> [Directive]:
Repeat each record below exactly as given.

> [Entries shown]:
^^^^
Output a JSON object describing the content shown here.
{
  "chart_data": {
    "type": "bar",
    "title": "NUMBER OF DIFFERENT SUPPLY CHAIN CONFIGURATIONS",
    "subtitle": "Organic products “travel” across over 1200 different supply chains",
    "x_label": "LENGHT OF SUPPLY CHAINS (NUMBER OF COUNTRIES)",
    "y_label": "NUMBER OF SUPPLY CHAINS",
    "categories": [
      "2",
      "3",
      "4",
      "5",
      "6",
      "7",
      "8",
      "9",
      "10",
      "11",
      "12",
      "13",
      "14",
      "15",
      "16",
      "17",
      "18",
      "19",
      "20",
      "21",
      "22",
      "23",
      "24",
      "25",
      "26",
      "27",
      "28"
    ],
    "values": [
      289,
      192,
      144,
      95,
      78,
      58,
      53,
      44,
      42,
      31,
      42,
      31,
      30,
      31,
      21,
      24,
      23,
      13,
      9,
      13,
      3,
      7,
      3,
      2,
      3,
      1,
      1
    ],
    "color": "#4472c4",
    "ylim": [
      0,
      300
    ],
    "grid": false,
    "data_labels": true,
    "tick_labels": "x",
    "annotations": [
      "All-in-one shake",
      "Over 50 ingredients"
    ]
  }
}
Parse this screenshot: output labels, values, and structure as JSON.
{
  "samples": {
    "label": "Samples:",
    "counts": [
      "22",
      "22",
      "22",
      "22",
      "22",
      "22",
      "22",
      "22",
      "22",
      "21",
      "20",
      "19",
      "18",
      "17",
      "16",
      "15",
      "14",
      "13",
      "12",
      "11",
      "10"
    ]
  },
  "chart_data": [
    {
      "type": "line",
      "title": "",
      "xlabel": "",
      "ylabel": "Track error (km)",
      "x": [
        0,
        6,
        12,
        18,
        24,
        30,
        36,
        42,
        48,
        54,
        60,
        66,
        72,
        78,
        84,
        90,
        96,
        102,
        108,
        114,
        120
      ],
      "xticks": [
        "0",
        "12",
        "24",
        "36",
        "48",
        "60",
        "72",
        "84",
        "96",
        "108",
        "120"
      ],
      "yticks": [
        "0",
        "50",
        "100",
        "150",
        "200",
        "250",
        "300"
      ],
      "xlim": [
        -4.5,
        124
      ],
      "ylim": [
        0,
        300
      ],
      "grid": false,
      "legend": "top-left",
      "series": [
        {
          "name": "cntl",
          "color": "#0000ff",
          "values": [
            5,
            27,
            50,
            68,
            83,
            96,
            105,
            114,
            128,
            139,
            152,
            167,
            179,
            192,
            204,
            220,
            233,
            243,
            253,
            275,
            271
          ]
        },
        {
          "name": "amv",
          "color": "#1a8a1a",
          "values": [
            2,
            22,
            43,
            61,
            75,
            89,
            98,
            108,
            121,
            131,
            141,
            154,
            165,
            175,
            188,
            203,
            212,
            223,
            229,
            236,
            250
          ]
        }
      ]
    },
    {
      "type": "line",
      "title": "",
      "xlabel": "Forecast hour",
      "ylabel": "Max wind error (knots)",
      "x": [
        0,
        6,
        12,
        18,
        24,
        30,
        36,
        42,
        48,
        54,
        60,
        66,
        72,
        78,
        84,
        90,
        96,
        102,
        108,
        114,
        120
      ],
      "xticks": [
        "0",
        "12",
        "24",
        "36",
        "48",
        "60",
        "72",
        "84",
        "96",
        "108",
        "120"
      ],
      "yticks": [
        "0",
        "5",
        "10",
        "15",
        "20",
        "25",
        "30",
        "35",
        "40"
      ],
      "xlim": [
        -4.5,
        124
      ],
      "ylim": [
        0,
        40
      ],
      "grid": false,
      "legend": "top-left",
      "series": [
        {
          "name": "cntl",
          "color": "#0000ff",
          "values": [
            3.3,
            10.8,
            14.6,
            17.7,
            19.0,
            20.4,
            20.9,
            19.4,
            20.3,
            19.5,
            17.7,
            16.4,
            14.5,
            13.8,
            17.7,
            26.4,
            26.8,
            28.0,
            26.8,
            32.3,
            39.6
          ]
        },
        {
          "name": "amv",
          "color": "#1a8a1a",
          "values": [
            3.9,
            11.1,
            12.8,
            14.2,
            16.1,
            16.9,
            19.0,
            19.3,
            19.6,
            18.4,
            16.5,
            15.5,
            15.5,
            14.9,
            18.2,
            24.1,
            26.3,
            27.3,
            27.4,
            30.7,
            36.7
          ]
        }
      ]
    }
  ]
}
^^^^
> [Problem solution]:
Output a JSON object describing the content shown here.
{
  "chart_data": {
    "type": "bar",
    "title": "NUMBER OF DIFFERENT SUPPLY CHAIN CONFIGURATIONS",
    "subtitle": "Organic products “travel” across over 1200 different supply chains",
    "x_label": "LENGHT OF SUPPLY CHAINS (NUMBER OF COUNTRIES)",
    "y_label": "NUMBER OF SUPPLY CHAINS",
    "categories": [
      "2",
      "3",
      "4",
      "5",
      "6",
      "7",
      "8",
      "9",
      "10",
      "11",
      "12",
      "13",
      "14",
      "15",
      "16",
      "17",
      "18",
      "19",
      "20",
      "21",
      "22",
      "23",
      "24",
      "25",
      "26",
      "27",
      "28"
    ],
    "values": [
      289,
      192,
      144,
      95,
      78,
      58,
      53,
      44,
      42,
      31,
      42,
      31,
      30,
      31,
      21,
      24,
      23,
      13,
      9,
      13,
      3,
      7,
      3,
      2,
      3,
      1,
      1
    ],
    "color": "#4472c4",
    "ylim": [
      0,
      300
    ],
    "grid": false,
    "data_labels": true,
    "tick_labels": "x",
    "annotations": [
      "All-in-one shake",
      "Over 50 ingredients"
    ]
  }
}
Parse this screenshot: output labels, values, and structure as JSON.
{
  "samples": {
    "label": "Samples:",
    "counts": [
      "22",
      "22",
      "22",
      "22",
      "22",
      "22",
      "22",
      "22",
      "22",
      "21",
      "20",
      "19",
      "18",
      "17",
      "16",
      "15",
      "14",
      "13",
      "12",
      "11",
      "10"
    ]
  },
  "chart_data": [
    {
      "type": "line",
      "title": "",
      "xlabel": "",
      "ylabel": "Track error (km)",
      "x": [
        0,
        6,
        12,
        18,
        24,
        30,
        36,
        42,
        48,
        54,
        60,
        66,
        72,
        78,
        84,
        90,
        96,
        102,
        108,
        114,
        120
      ],
      "xticks": [
        "0",
        "12",
        "24",
        "36",
        "48",
        "60",
        "72",
        "84",
        "96",
        "108",
        "120"
      ],
      "yticks": [
        "0",
        "50",
        "100",
        "150",
        "200",
        "250",
        "300"
      ],
      "xlim": [
        -4.5,
        124
      ],
      "ylim": [
        0,
        300
      ],
      "grid": false,
      "legend": "top-left",
      "series": [
        {
          "name": "cntl",
          "color": "#0000ff",
          "values": [
            5,
            27,
            50,
            68,
            83,
            96,
            105,
            114,
            128,
            139,
            152,
            167,
            179,
            192,
            204,
            220,
            233,
            243,
            253,
            275,
            271
          ]
        },
        {
          "name": "amv",
          "color": "#1a8a1a",
          "values": [
            2,
            22,
            43,
            61,
            75,
            89,
            98,
            108,
            121,
            131,
            141,
            154,
            165,
            175,
            188,
            203,
            212,
            223,
            229,
            236,
            250
          ]
        }
      ]
    },
    {
      "type": "line",
      "title": "",
      "xlabel": "Forecast hour",
      "ylabel": "Max wind error (knots)",
      "x": [
        0,
        6,
        12,
        18,
        24,
        30,
        36,
        42,
        48,
        54,
        60,
        66,
        72,
        78,
        84,
        90,
        96,
        102,
        108,
        114,
        120
      ],
      "xticks": [
        "0",
        "12",
        "24",
        "36",
        "48",
        "60",
        "72",
        "84",
        "96",
        "108",
        "120"
      ],
      "yticks": [
        "0",
        "5",
        "10",
        "15",
        "20",
        "25",
        "30",
        "35",
        "40"
      ],
      "xlim": [
        -4.5,
        124
      ],
      "ylim": [
        0,
        40
      ],
      "grid": false,
      "legend": "top-left",
      "series": [
        {
          "name": "cntl",
          "color": "#0000ff",
          "values": [
            3.3,
            10.8,
            14.6,
            17.7,
            19.0,
            20.4,
            20.9,
            19.4,
            20.3,
            19.5,
            17.7,
            16.4,
            14.5,
            13.8,
            17.7,
            26.4,
            26.8,
            28.0,
            26.8,
            32.3,
            39.6
          ]
        },
        {
          "name": "amv",
          "color": "#1a8a1a",
          "values": [
            3.9,
            11.1,
            12.8,
            14.2,
            16.1,
            16.9,
            19.0,
            19.3,
            19.6,
            18.4,
            16.5,
            15.5,
            15.5,
            14.9,
            18.2,
            24.1,
            26.3,
            27.3,
            27.4,
            30.7,
            36.7
          ]
        }
      ]
    }
  ]
}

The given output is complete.